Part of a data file
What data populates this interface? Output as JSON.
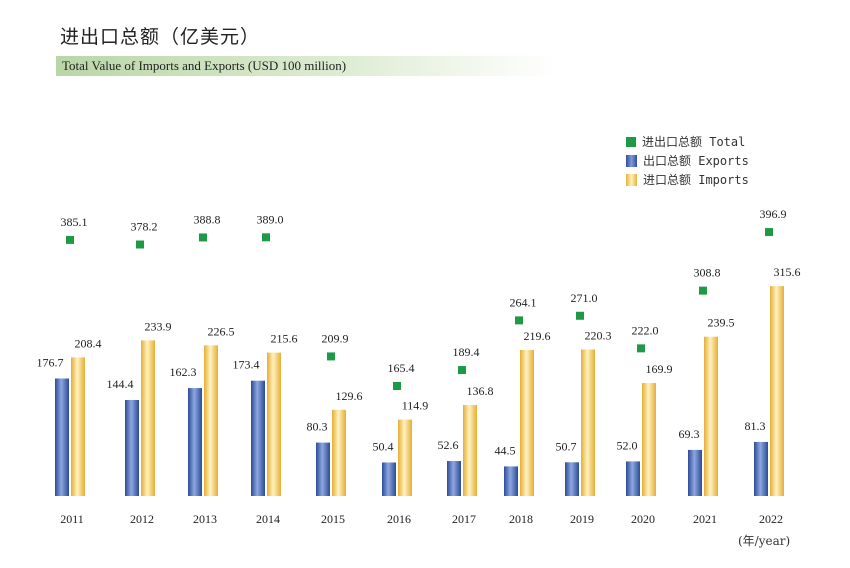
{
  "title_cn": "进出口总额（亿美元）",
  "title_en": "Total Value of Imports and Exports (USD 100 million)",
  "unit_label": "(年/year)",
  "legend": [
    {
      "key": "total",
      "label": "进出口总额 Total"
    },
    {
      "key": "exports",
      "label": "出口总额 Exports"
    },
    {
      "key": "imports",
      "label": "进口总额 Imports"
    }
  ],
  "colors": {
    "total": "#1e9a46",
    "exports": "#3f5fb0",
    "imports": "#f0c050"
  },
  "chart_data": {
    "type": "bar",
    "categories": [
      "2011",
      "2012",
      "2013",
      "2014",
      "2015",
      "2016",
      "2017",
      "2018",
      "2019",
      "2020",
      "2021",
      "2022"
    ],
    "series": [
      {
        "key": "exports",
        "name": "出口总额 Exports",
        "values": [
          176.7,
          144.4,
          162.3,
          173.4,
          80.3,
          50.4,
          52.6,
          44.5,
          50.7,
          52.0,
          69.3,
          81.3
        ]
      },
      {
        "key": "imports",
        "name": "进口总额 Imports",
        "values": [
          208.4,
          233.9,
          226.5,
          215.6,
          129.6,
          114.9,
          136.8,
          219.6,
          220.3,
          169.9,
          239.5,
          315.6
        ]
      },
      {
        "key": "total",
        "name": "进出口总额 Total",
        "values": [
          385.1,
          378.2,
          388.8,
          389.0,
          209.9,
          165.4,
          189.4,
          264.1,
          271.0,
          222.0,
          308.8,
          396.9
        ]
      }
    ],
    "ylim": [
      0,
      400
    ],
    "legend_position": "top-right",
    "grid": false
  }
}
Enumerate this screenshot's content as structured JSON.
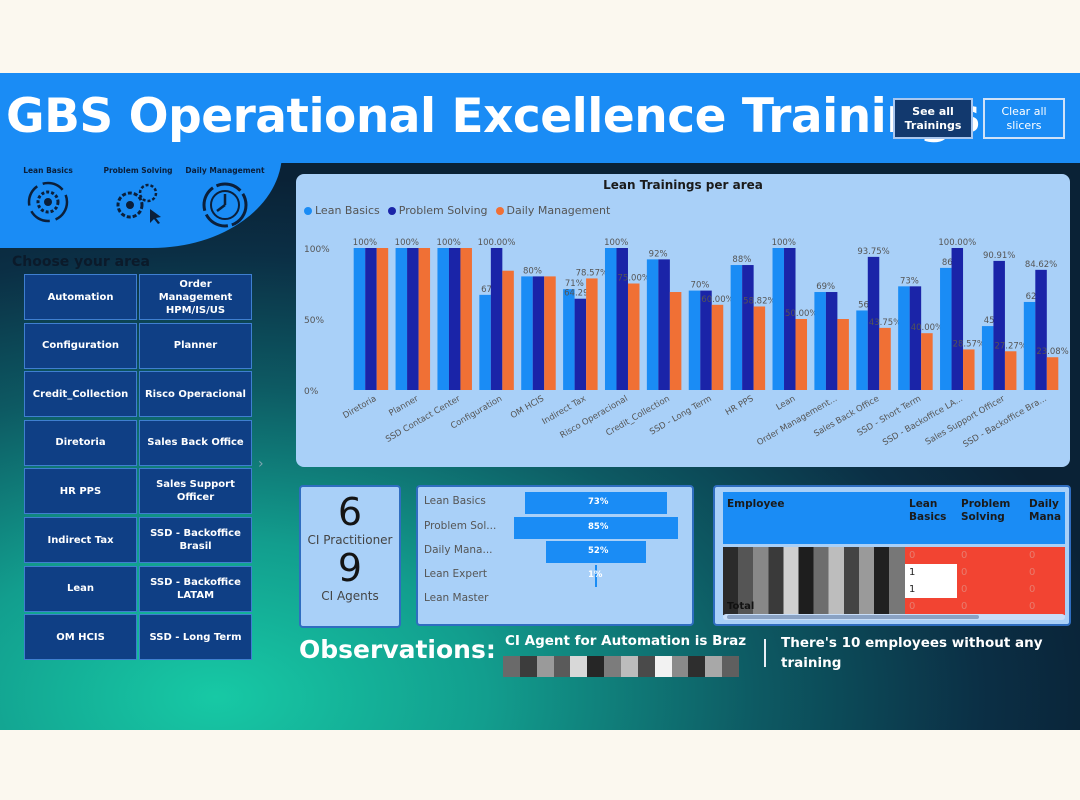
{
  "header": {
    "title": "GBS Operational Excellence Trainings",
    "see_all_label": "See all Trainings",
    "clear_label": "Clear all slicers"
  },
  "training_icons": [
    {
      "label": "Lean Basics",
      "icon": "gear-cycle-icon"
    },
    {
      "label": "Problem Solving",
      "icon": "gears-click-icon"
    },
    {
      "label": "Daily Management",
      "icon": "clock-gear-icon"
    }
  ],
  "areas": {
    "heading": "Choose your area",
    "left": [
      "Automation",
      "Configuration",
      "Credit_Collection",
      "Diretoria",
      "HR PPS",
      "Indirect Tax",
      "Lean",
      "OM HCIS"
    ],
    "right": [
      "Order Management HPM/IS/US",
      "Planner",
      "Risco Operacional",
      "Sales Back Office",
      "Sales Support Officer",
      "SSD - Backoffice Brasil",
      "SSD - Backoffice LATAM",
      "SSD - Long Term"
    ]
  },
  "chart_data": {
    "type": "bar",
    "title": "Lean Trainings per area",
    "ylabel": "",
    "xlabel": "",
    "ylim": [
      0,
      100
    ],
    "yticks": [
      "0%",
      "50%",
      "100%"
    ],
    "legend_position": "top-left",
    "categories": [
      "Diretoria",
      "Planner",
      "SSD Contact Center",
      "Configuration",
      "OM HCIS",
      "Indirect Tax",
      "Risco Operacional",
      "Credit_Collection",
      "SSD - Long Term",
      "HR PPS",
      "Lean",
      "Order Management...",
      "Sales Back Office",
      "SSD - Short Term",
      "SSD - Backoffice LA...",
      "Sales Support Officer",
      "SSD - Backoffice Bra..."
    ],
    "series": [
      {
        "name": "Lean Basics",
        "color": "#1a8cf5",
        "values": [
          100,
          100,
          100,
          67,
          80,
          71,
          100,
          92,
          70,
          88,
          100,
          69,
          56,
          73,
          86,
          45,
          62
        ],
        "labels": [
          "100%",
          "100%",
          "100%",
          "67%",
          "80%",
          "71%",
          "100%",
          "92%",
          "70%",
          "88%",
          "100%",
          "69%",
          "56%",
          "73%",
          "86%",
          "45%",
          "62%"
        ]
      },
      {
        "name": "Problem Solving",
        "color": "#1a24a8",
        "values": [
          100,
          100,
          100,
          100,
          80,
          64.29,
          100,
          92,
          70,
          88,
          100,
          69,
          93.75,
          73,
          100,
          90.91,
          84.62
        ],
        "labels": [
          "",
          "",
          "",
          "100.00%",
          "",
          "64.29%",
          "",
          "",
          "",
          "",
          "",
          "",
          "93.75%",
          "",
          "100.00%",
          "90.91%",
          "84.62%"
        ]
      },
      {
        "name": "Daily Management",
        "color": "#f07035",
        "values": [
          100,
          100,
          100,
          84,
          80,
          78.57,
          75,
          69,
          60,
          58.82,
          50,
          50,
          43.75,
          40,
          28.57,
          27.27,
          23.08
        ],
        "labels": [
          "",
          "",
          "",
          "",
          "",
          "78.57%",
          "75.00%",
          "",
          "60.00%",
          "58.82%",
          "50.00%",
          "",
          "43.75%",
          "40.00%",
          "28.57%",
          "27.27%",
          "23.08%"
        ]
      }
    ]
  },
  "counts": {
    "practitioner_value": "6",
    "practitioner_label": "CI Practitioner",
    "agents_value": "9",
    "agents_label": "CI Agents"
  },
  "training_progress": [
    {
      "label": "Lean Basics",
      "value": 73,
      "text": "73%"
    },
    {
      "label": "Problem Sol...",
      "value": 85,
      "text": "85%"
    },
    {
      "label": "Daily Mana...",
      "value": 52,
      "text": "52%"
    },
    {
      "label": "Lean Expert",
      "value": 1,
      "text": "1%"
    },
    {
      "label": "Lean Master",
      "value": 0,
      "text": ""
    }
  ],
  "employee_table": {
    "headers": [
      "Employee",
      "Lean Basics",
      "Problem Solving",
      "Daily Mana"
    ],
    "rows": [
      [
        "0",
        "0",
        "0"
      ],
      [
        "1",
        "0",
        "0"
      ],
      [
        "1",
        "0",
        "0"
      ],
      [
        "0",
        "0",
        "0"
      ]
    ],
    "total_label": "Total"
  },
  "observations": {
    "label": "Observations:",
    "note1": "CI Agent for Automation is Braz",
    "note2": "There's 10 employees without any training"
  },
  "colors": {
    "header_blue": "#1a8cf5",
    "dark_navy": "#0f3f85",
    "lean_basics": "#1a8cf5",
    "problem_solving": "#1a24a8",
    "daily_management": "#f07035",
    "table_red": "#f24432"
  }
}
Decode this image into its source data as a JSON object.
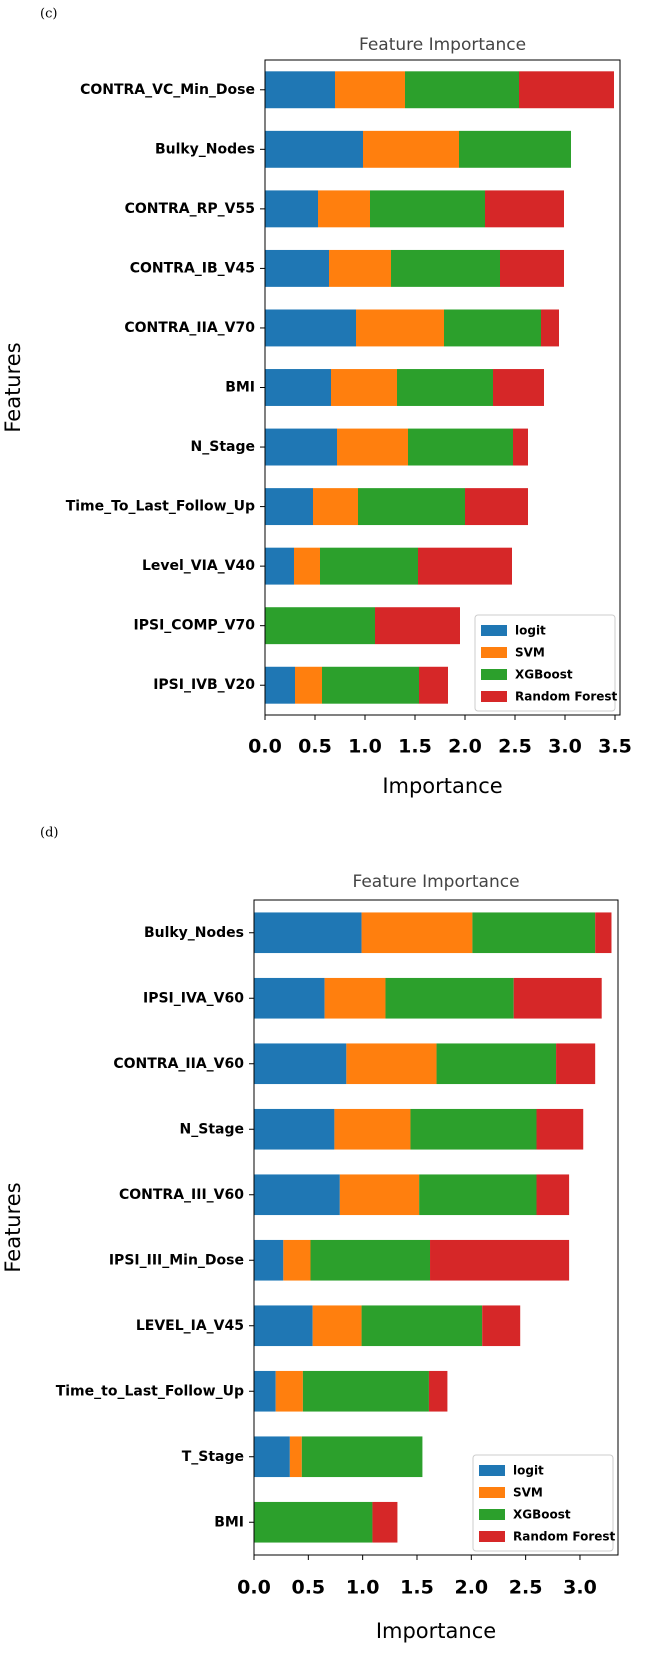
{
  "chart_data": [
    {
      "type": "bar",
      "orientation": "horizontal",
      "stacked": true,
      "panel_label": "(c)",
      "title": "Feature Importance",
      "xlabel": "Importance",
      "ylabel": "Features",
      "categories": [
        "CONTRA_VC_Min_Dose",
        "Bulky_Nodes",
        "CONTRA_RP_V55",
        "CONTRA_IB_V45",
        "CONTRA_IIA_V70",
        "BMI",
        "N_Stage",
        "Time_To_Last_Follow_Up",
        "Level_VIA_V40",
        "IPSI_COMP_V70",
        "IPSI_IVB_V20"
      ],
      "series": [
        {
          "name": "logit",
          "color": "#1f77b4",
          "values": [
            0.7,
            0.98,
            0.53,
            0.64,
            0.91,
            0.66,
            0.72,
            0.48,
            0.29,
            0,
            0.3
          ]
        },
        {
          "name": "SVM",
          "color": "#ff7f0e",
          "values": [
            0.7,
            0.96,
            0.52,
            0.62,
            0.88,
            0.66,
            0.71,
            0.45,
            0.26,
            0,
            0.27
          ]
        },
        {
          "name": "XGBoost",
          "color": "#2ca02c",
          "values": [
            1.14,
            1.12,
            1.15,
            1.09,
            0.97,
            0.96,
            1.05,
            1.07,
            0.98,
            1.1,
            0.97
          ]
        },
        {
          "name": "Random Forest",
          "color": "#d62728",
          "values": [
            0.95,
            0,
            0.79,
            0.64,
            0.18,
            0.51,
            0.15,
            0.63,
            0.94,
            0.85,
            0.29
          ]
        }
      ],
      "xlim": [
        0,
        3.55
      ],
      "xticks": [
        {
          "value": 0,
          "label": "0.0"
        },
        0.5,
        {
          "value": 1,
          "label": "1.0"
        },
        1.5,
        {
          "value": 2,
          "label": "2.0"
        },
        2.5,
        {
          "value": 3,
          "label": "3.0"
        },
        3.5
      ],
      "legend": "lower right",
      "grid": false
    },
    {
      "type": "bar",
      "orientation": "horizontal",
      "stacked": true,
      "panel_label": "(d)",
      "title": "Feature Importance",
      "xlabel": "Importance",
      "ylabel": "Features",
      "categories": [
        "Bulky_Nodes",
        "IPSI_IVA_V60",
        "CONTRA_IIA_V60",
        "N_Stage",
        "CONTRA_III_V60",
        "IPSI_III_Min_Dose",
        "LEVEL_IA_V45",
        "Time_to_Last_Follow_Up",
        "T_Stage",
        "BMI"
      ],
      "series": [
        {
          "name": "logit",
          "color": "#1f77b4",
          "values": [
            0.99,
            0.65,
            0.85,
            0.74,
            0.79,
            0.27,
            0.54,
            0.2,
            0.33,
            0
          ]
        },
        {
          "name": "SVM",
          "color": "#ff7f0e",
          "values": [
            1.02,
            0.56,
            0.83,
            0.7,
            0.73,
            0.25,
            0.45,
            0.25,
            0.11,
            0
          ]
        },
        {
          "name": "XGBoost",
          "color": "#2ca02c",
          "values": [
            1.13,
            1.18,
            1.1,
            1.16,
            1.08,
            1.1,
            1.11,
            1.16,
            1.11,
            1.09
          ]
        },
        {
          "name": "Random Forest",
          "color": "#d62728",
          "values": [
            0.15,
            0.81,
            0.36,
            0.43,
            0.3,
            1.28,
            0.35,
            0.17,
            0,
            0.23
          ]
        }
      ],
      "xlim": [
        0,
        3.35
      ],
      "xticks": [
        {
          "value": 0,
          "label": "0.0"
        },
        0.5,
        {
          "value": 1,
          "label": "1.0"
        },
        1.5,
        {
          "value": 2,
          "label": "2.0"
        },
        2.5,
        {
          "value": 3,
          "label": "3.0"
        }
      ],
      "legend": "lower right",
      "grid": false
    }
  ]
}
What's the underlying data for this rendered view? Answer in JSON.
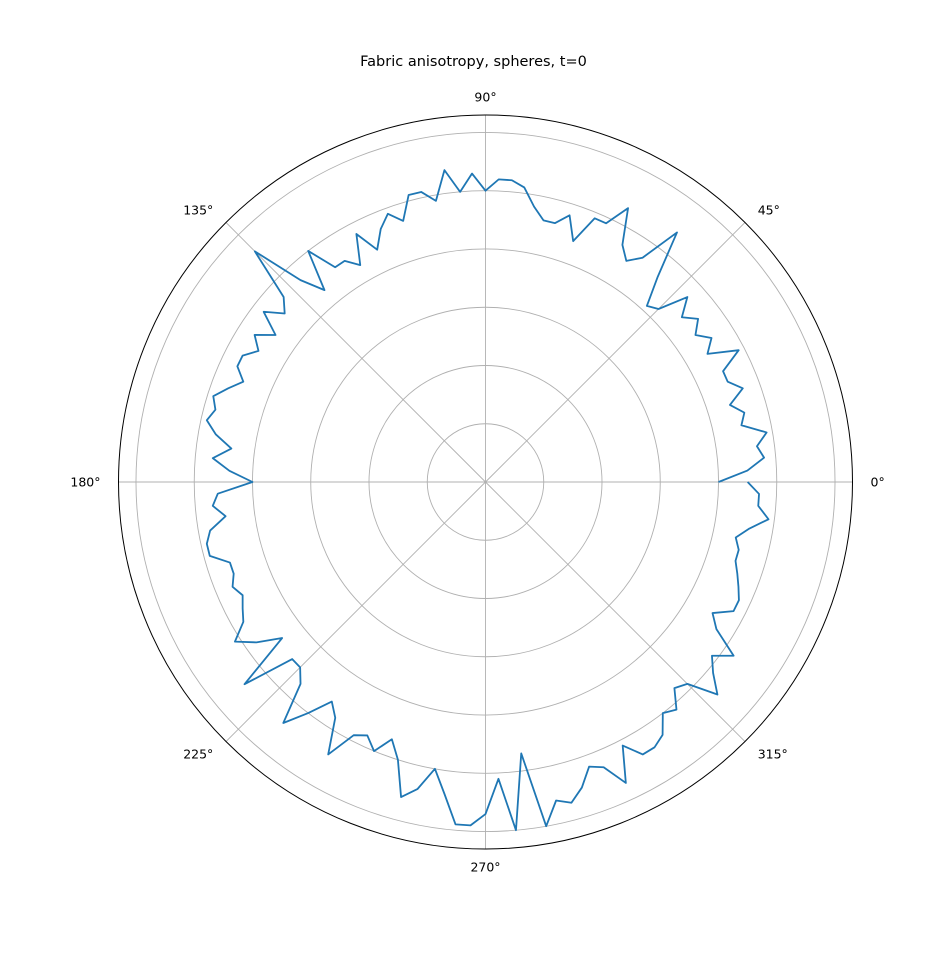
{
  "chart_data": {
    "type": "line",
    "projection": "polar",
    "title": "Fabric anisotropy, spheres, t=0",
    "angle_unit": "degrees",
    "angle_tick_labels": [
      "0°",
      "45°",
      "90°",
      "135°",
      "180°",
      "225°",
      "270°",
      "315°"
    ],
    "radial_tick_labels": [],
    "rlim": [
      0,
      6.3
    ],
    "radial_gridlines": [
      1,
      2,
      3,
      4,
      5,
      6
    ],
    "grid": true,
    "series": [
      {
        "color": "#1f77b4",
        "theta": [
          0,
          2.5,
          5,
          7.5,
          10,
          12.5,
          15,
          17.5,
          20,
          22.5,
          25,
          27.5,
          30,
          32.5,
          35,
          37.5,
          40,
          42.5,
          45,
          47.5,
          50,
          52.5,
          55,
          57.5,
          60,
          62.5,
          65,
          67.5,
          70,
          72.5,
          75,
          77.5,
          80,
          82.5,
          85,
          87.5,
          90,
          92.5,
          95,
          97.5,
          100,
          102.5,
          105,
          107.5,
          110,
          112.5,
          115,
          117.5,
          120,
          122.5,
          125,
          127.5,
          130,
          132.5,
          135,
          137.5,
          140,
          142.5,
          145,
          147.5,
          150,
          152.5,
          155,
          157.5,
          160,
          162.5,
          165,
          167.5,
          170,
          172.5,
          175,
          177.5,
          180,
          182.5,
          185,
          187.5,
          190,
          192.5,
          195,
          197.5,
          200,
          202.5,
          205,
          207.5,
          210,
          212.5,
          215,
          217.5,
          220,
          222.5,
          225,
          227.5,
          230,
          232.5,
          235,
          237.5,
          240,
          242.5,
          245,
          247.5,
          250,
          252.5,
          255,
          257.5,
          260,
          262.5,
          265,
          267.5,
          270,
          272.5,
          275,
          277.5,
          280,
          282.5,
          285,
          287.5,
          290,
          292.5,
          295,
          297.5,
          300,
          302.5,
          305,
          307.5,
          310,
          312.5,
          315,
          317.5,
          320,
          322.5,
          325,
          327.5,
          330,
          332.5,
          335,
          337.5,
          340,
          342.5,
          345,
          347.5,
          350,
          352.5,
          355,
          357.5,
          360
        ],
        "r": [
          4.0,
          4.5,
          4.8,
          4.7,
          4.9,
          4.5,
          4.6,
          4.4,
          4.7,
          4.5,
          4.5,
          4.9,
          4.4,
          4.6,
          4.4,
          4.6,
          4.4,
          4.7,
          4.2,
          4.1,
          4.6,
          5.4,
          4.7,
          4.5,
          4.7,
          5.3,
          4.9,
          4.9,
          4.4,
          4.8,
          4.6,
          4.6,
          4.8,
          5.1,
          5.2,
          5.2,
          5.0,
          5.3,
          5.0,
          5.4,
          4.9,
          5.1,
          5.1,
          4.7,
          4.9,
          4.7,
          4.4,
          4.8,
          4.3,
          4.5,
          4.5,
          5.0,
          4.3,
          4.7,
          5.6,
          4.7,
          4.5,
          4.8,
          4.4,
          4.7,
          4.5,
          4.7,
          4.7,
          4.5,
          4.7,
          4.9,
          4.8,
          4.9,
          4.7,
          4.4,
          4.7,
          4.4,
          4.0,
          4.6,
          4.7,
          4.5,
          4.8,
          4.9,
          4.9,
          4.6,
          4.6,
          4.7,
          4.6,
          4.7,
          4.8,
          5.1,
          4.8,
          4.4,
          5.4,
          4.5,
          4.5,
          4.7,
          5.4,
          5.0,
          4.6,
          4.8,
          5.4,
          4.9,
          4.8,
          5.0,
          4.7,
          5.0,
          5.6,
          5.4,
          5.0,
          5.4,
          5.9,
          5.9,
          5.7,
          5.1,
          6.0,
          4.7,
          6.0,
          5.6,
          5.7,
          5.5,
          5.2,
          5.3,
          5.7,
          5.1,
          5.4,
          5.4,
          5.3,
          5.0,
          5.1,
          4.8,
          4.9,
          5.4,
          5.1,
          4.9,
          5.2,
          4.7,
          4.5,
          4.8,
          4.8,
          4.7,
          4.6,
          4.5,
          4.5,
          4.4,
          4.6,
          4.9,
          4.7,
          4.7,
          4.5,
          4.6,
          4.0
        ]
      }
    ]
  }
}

**Given problem**
Pick every line with "right" in it and copy it.

**Written solution**
    "legend_position": "top-right",
    "right": [
      "legend": "lower right",
      "legend": "lower right",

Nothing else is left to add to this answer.